— EXERCISE PROMPT —
Search the material for the word "name" and report each line where it turns up.

----

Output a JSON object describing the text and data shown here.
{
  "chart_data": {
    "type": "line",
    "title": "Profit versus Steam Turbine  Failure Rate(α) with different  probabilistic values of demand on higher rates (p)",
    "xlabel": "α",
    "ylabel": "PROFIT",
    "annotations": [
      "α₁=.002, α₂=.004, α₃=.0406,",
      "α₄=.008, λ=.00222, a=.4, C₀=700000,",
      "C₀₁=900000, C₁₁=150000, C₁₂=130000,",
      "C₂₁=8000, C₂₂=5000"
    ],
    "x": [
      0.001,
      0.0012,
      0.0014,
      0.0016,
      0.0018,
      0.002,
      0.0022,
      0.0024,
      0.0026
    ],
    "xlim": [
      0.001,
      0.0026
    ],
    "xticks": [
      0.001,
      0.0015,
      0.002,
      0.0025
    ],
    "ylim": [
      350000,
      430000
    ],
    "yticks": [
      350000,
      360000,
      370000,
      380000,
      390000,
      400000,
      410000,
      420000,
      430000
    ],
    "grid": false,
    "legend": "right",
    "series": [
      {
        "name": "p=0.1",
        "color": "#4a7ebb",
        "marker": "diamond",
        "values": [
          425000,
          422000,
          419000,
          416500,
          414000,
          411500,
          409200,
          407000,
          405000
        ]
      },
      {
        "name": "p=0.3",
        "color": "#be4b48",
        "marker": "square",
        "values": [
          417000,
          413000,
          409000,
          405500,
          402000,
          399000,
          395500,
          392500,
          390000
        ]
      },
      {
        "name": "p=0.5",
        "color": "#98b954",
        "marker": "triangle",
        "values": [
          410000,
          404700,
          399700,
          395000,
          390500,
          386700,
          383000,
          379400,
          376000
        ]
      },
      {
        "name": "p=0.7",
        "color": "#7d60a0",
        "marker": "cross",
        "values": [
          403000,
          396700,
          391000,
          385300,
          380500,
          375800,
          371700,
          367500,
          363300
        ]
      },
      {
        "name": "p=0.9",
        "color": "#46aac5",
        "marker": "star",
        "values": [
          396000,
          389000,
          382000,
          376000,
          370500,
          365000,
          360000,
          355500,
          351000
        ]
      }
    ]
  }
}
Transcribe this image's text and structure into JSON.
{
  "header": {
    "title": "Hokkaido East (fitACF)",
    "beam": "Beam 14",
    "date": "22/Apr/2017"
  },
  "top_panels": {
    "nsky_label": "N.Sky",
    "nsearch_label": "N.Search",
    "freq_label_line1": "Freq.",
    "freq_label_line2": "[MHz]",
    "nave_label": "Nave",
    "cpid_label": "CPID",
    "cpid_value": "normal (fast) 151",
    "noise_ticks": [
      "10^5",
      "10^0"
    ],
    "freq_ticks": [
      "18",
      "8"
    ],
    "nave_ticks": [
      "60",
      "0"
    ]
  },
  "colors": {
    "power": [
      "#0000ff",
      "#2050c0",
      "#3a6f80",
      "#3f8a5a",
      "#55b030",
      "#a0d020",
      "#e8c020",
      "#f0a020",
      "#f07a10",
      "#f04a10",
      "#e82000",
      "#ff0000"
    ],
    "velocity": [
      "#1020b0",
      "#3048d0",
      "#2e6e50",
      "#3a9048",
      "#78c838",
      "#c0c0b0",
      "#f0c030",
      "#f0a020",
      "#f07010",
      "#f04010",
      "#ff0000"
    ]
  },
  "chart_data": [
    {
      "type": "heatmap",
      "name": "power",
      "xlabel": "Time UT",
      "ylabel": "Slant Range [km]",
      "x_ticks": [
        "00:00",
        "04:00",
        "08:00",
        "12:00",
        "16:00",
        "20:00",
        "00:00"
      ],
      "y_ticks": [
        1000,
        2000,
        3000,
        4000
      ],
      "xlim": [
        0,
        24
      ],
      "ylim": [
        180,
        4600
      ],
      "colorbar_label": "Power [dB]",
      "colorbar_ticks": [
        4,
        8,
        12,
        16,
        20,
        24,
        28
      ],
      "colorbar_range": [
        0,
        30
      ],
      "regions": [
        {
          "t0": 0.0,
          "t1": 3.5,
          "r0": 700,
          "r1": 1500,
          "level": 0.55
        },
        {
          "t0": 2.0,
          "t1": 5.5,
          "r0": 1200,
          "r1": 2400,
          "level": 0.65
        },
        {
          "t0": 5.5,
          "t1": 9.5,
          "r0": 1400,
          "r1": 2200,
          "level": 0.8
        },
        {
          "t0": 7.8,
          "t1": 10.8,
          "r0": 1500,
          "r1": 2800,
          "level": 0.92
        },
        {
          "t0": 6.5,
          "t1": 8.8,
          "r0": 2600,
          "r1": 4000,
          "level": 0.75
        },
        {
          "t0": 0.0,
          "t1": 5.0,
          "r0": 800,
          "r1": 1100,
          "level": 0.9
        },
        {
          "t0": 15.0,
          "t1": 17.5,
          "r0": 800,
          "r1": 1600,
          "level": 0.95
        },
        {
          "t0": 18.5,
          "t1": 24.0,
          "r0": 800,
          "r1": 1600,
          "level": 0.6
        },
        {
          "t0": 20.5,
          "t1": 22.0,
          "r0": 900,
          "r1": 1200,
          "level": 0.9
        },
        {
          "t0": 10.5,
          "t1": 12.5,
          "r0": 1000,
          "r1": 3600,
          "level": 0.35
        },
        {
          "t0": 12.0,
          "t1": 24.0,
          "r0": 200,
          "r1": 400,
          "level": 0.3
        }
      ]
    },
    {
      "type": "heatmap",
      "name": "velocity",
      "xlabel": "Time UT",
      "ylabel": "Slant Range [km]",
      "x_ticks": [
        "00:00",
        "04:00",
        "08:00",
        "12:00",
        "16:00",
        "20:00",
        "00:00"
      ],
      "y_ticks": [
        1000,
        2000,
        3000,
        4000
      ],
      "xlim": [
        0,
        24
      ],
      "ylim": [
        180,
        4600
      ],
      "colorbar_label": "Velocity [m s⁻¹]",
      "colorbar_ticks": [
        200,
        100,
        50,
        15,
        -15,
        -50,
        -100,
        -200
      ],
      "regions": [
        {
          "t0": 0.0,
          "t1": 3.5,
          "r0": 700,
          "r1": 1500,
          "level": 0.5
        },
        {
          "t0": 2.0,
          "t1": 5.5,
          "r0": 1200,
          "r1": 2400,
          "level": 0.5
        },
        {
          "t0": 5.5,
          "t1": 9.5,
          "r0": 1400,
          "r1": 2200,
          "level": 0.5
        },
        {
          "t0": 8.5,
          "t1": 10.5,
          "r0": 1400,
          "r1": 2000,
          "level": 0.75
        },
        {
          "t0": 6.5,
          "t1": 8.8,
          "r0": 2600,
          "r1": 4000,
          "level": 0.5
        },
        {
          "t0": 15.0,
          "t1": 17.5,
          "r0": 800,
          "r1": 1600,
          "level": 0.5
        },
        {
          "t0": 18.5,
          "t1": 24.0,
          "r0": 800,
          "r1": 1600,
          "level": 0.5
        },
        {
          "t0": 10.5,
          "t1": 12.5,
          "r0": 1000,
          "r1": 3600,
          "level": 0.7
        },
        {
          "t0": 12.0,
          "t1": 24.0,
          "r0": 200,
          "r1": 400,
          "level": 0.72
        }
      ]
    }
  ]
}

----

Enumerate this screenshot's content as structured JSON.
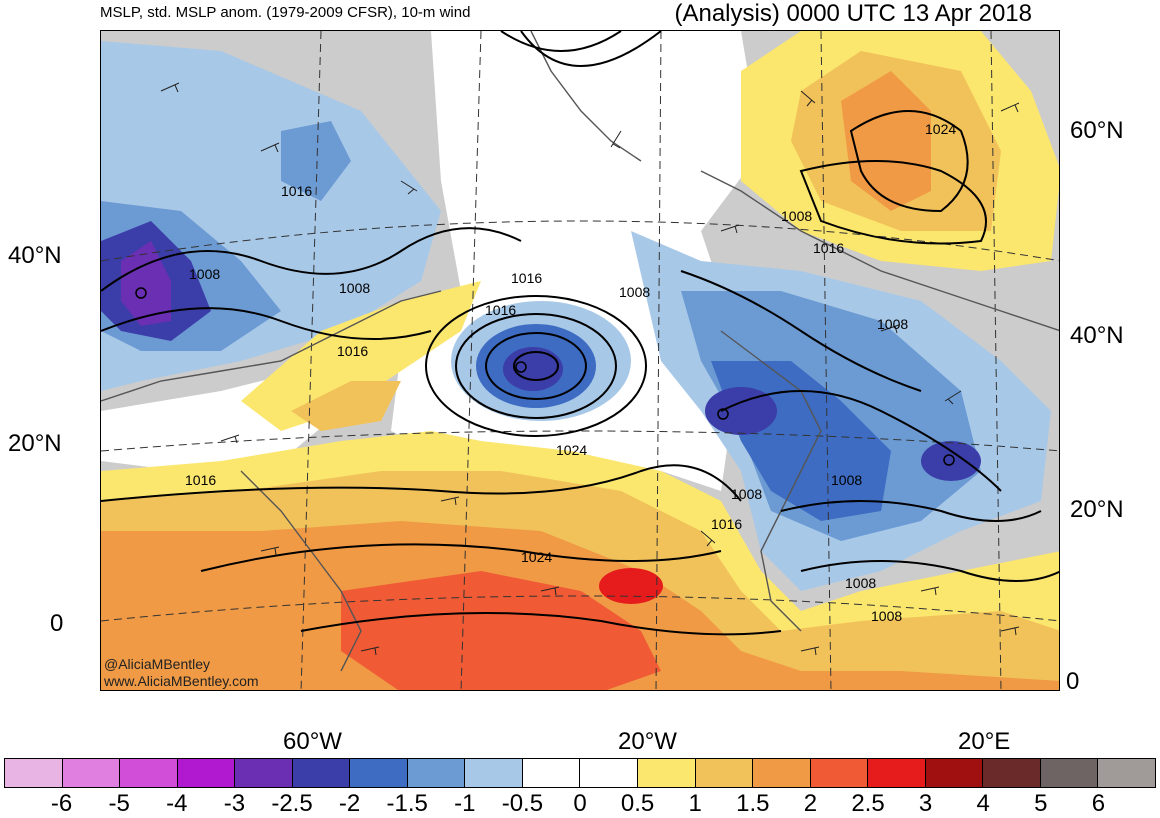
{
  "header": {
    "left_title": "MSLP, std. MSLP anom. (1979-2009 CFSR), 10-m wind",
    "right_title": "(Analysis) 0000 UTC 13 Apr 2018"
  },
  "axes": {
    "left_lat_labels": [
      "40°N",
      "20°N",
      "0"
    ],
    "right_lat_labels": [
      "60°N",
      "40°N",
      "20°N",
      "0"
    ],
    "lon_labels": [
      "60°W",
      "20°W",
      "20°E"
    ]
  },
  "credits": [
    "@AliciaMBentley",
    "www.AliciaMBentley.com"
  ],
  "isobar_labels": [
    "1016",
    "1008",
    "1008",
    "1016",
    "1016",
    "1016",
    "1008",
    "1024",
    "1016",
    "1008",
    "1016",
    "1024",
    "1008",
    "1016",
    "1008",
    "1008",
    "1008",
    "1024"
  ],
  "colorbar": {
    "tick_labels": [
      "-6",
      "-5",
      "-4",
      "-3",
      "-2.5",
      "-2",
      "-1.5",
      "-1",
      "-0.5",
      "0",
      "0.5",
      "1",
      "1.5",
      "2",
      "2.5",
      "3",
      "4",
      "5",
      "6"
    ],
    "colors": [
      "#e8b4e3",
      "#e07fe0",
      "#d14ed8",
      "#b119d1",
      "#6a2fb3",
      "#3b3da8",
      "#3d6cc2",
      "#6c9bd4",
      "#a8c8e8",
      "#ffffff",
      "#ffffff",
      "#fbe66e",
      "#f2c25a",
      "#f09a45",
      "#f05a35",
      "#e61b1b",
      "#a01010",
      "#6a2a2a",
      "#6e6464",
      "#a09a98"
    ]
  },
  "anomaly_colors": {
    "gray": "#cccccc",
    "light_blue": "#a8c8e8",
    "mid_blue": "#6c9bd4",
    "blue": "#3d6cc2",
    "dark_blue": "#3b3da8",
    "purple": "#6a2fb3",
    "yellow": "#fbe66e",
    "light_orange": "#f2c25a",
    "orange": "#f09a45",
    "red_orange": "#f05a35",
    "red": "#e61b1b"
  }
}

----

— COMPLETED EXERCISE —
        "name": "p=0.1",
        "name": "p=0.3",
        "name": "p=0.5",
        "name": "p=0.7",
        "name": "p=0.9",
      "name": "power",
      "name": "velocity",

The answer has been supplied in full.